Passage provided:

————

John McGowan's AVI Overview: Programming and Other Technical Topics(部分)



WAVE

The Microsoft Windows audio (sound) input/output system, commonly referred to as Wave or WAVE, predates Video for Windows, which is wrapped around WAVE in various ways. The audio tracks in AVI files are simply waveform audio (or WAV) data used by the wave system. Video for Windows parses the AVI files, extracts the WAV data, and pipes the WAV data to the WAVE system. Video for Windows handles the video track if present. Traditionally, audio input and output devices such as Sound Blaster Cards have a WAVE audio input/output driver to play WAV (waveform audio) files. The simplest waveform audio files consists of a header followed by Pulse Coded Modulation (PCM) sound data, usually uncompressed 8 or 16 bit sound samples. WAVE also provides a mechanism for audio codecs. See elsewhere in the AVI Overview for further information on audio codecs and audio compression.

————

Dataset content:

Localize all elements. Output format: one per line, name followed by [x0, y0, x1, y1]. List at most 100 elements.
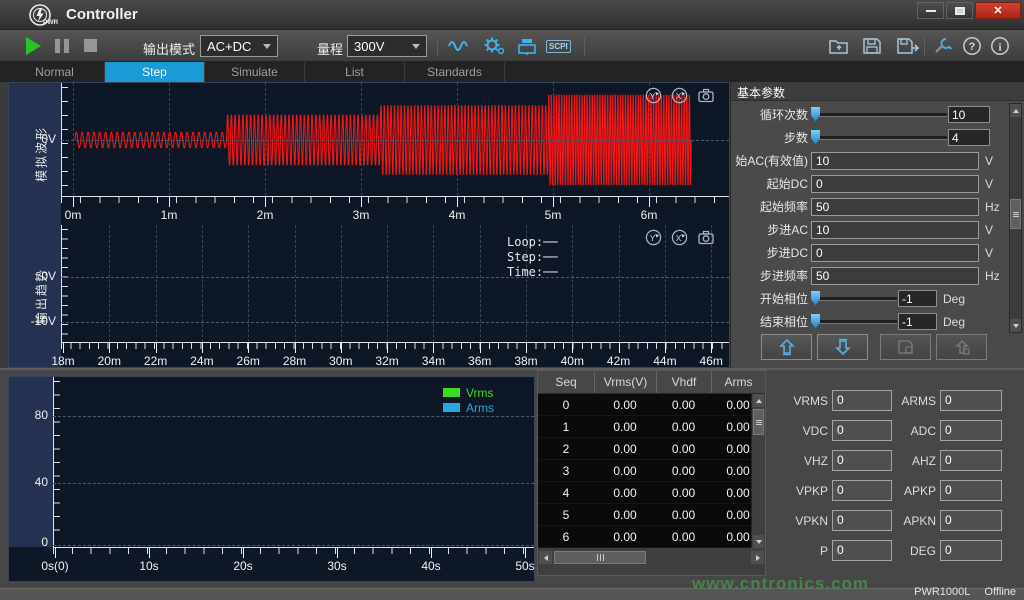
measurement-value[interactable]: 0 [940, 510, 1002, 531]
tab-simulate[interactable]: Simulate [205, 62, 305, 82]
scroll-up-icon[interactable] [1010, 104, 1021, 117]
slider-thumb[interactable] [811, 314, 820, 329]
scrollbar-thumb[interactable] [753, 409, 764, 435]
scroll-up-icon[interactable] [753, 394, 764, 407]
save-params-button[interactable] [880, 334, 931, 360]
save-as-file-icon[interactable] [896, 36, 920, 56]
scroll-left-icon[interactable] [539, 551, 552, 564]
monitor-icon[interactable] [517, 36, 537, 56]
table-row[interactable]: 00.000.000.00 [538, 394, 765, 416]
table-row[interactable]: 10.000.000.00 [538, 416, 765, 438]
scroll-right-icon[interactable] [751, 551, 764, 564]
column-header[interactable]: Vrms(V) [594, 371, 656, 393]
column-header[interactable]: Arms [711, 371, 765, 393]
param-row-input: 步进DC0V [731, 241, 1011, 264]
param-slider[interactable] [813, 136, 947, 140]
minimize-button[interactable] [917, 2, 944, 19]
download-params-button[interactable] [817, 334, 868, 360]
table-row[interactable]: 40.000.000.00 [538, 482, 765, 504]
tab-list[interactable]: List [305, 62, 405, 82]
pause-button[interactable] [55, 39, 69, 53]
tab-normal[interactable]: Normal [5, 62, 105, 82]
param-value[interactable]: -1 [898, 313, 937, 330]
table-row[interactable]: 60.000.000.00 [538, 526, 765, 548]
param-input[interactable]: 10 [811, 221, 979, 239]
measurement-value[interactable]: 0 [832, 540, 892, 561]
tools-wrench-icon[interactable] [932, 36, 954, 56]
table-row[interactable]: 20.000.000.00 [538, 438, 765, 460]
x-autoscale-icon[interactable]: X [671, 229, 688, 246]
param-input[interactable]: 10 [811, 152, 979, 170]
measure-x-axis: 0s(0)10s20s30s40s50s [53, 547, 534, 580]
output-mode-select[interactable]: AC+DC [200, 35, 278, 57]
table-hscrollbar[interactable] [538, 549, 765, 566]
slider-thumb[interactable] [811, 130, 820, 145]
param-input[interactable]: 0 [811, 175, 979, 193]
scroll-down-icon[interactable] [753, 535, 764, 548]
scpi-icon[interactable]: SCPI [546, 40, 571, 53]
maximize-button[interactable] [946, 2, 973, 19]
load-params-button[interactable] [936, 334, 987, 360]
param-label: 循环次数 [731, 106, 811, 123]
param-input[interactable]: 50 [811, 267, 979, 285]
pwr-controller-window: PWR Controller ✕ 输出模式 AC+DC 量程 300V [0, 0, 1024, 600]
scroll-down-icon[interactable] [1010, 319, 1021, 332]
tab-standards[interactable]: Standards [405, 62, 505, 82]
param-value[interactable]: 4 [948, 129, 990, 146]
param-slider[interactable] [813, 113, 947, 117]
param-input[interactable]: 0 [811, 244, 979, 262]
run-button[interactable] [26, 37, 41, 55]
close-button[interactable]: ✕ [975, 2, 1021, 19]
info-icon[interactable]: i [990, 36, 1010, 56]
x-tick-label: 32m [375, 354, 398, 368]
measurement-value[interactable]: 0 [940, 450, 1002, 471]
app-title: Controller [66, 6, 138, 23]
measurement-value[interactable]: 0 [832, 450, 892, 471]
column-header[interactable]: Seq [538, 371, 594, 393]
y-autoscale-icon[interactable]: Y [645, 229, 662, 246]
x-tick-label: 36m [468, 354, 491, 368]
measurement-row: VHZ0AHZ0 [776, 450, 1002, 471]
measurement-value[interactable]: 0 [940, 390, 1002, 411]
main-area: 模拟波形 0V Y X 0m1m2m3m4m5m6m [0, 82, 1024, 368]
measurement-value[interactable]: 0 [832, 480, 892, 501]
measurement-label: P [776, 544, 828, 558]
param-input[interactable]: 50 [811, 198, 979, 216]
table-row[interactable]: 30.000.000.00 [538, 460, 765, 482]
measurement-value[interactable]: 0 [940, 480, 1002, 501]
settings-gear-icon[interactable] [482, 36, 506, 56]
upload-params-button[interactable] [761, 334, 812, 360]
param-slider[interactable] [813, 297, 897, 301]
open-file-icon[interactable] [828, 36, 850, 56]
y-autoscale-icon[interactable]: Y [645, 87, 662, 104]
measurement-value[interactable]: 0 [940, 540, 1002, 561]
save-file-icon[interactable] [862, 36, 882, 56]
slider-thumb[interactable] [811, 291, 820, 306]
measurement-value[interactable]: 0 [940, 420, 1002, 441]
table-vscrollbar[interactable] [751, 394, 765, 548]
params-scrollbar[interactable] [1009, 103, 1022, 333]
column-header[interactable]: Vhdf [656, 371, 711, 393]
tab-step[interactable]: Step [105, 62, 205, 82]
measurement-value[interactable]: 0 [832, 510, 892, 531]
svg-text:i: i [998, 42, 1001, 54]
snapshot-camera-icon[interactable] [697, 87, 715, 104]
waveform-view-icon[interactable] [447, 36, 473, 56]
stop-button[interactable] [84, 39, 97, 52]
help-icon[interactable]: ? [962, 36, 982, 56]
scrollbar-thumb[interactable] [1010, 199, 1021, 229]
measurement-value[interactable]: 0 [832, 390, 892, 411]
measurement-value[interactable]: 0 [832, 420, 892, 441]
trend-annotations: Loop:──Step:──Time:── [507, 235, 558, 280]
range-select[interactable]: 300V [347, 35, 427, 57]
snapshot-camera-icon[interactable] [697, 229, 715, 246]
table-row[interactable]: 50.000.000.00 [538, 504, 765, 526]
x-autoscale-icon[interactable]: X [671, 87, 688, 104]
x-tick-label: 6m [641, 208, 658, 222]
param-value[interactable]: 10 [948, 106, 990, 123]
scrollbar-thumb[interactable] [554, 551, 646, 564]
gridline-vertical [202, 225, 203, 342]
param-slider[interactable] [813, 320, 897, 324]
slider-thumb[interactable] [811, 107, 820, 122]
param-value[interactable]: -1 [898, 290, 937, 307]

————

Work required:
Continue the AVI overview passage on the Windows WAVE audio system, starting right after its last sentence.

Final result:
RIFF Files

RIFF files are built from (1) RIFF Form Header 'RIFF' (4 byte file size) 'xxxx' (data) where 'xxxx' identifies the specialization (or form) of RIFF. 'AVI ' for AVI files. where the data is the rest of the file. The data is comprised of chunks and lists. Chunks and lists are defined immediately below. (2) A Chunk (4 byte identifier) (4 byte chunk size) (data) The 4 byte identifier is a human readable sequence of four characters such as 'JUNK' or 'idx1' (3) A List 'LIST' (4 byte list size) (4 byte list identifier) (data) where the 4 byte identifier is a human readable sequence of four characters such as 'rec ' or 'movi' where the data is comprised of LISTS or CHUNKS.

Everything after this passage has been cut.